*Selected passage:*
We used to race from the gut.

We used to race from the gut. At least that’s how it seemed.

We didn’t know about macronutrients or sports nutrition or myofascial release. We didn’t get massages or wear compression tights to bed or have fancy tools to measure our output.

We had a coach. His name was Storksen. He yelled at us while hanging out the window of a VW van.

He told us where to go and how hard to run but, basically, we went out and tried to beat each other. Up hill repeats or running quarter mile intervals around the track we had only one goal – to finish first.

At races we stretched and jogged around for warm up – there were no carefully prescribed regimens or scientifically calculated sequence of events. On the line we prayed together because we were all Jesus-freaks though we raced for a public school. When the gun went off we RAN. There were elbows and a little shuffling during the first 400 meters and then things usually shook out.

During the first race of our Sophomore year, my best friend Sarah G. went down in a start line scuffle onto the jagged surface of a red cinder track. I remember looking at her and holding my hand out to help her up, but when she saw me her face turned into a scowl and she screamed, “What are you doing?! RUN!!”

I left her because I knew she would catch up. Sarah G was always a few clicks faster than me.

We ran from the gut.

I once ran in borrowed shoes because I’d forgotten mine. They were too small and by the end of three fast miles my feet were bloody, the tips of my big toes rubbed off.  I had a good race that day. I went fast. The shoes were an afterthought.

*Required actions:*
(a) Print the portion of the passage about racing between "He told us where" and "to finish first.", inclusive.
(b) What things does the passage about racing say the runners didn't know about, get, wear, or have?
(c) In the passage about racing, where was Storksen while he yelled at the runners?
Rely solely on the passage about racing for your responses.

*Dataset content:*
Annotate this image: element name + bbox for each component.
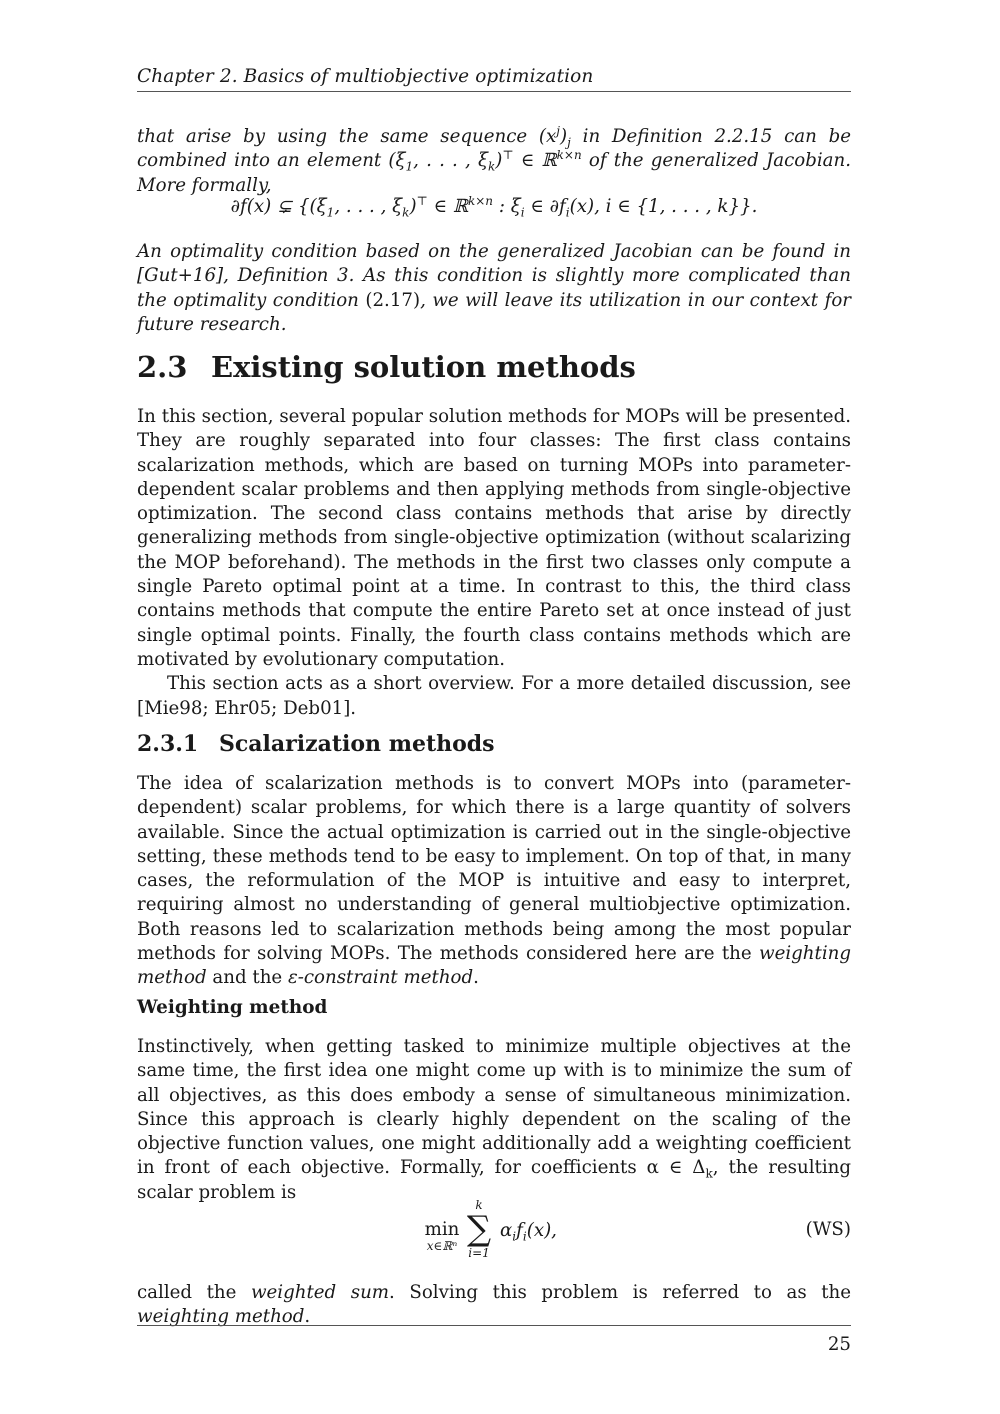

*Task solutions:*
(a)
He told us where to go and how hard to run but, basically, we went out and tried to beat each other. Up hill repeats or running quarter mile intervals around the track we had only one goal – to finish first.

(b)
- Macronutrients
- Sports nutrition
- Myofascial release
- Massages
- Compression tights to wear to bed
- Fancy tools to measure their output

(c) He was hanging out the window of a VW van.